*Stated problem*
Please write out the complete listing that follows, exactly as it reads.

[A run of records]
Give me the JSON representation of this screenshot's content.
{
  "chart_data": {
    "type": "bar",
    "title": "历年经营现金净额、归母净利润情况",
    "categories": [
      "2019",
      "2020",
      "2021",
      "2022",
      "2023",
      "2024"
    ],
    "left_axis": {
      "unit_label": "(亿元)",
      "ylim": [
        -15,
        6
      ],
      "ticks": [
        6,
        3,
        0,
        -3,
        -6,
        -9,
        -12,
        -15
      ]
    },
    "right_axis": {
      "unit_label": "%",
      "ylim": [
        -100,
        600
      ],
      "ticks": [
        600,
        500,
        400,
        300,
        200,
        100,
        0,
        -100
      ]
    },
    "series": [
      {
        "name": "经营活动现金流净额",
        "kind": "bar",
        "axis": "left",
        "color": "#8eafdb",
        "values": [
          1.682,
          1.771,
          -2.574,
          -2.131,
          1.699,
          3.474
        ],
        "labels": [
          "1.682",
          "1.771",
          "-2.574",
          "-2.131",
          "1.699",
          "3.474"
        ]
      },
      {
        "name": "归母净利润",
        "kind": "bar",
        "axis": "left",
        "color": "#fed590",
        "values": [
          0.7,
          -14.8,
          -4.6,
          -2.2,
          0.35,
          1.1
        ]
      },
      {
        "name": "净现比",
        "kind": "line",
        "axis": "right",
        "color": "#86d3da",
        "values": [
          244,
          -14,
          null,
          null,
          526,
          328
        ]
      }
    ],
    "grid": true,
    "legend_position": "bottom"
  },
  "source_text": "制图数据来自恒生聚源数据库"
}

*Written solution*
Give me the JSON representation of this screenshot's content.
{
  "chart_data": {
    "type": "bar",
    "title": "历年经营现金净额、归母净利润情况",
    "categories": [
      "2019",
      "2020",
      "2021",
      "2022",
      "2023",
      "2024"
    ],
    "left_axis": {
      "unit_label": "(亿元)",
      "ylim": [
        -15,
        6
      ],
      "ticks": [
        6,
        3,
        0,
        -3,
        -6,
        -9,
        -12,
        -15
      ]
    },
    "right_axis": {
      "unit_label": "%",
      "ylim": [
        -100,
        600
      ],
      "ticks": [
        600,
        500,
        400,
        300,
        200,
        100,
        0,
        -100
      ]
    },
    "series": [
      {
        "name": "经营活动现金流净额",
        "kind": "bar",
        "axis": "left",
        "color": "#8eafdb",
        "values": [
          1.682,
          1.771,
          -2.574,
          -2.131,
          1.699,
          3.474
        ],
        "labels": [
          "1.682",
          "1.771",
          "-2.574",
          "-2.131",
          "1.699",
          "3.474"
        ]
      },
      {
        "name": "归母净利润",
        "kind": "bar",
        "axis": "left",
        "color": "#fed590",
        "values": [
          0.7,
          -14.8,
          -4.6,
          -2.2,
          0.35,
          1.1
        ]
      },
      {
        "name": "净现比",
        "kind": "line",
        "axis": "right",
        "color": "#86d3da",
        "values": [
          244,
          -14,
          null,
          null,
          526,
          328
        ]
      }
    ],
    "grid": true,
    "legend_position": "bottom"
  },
  "source_text": "制图数据来自恒生聚源数据库"
}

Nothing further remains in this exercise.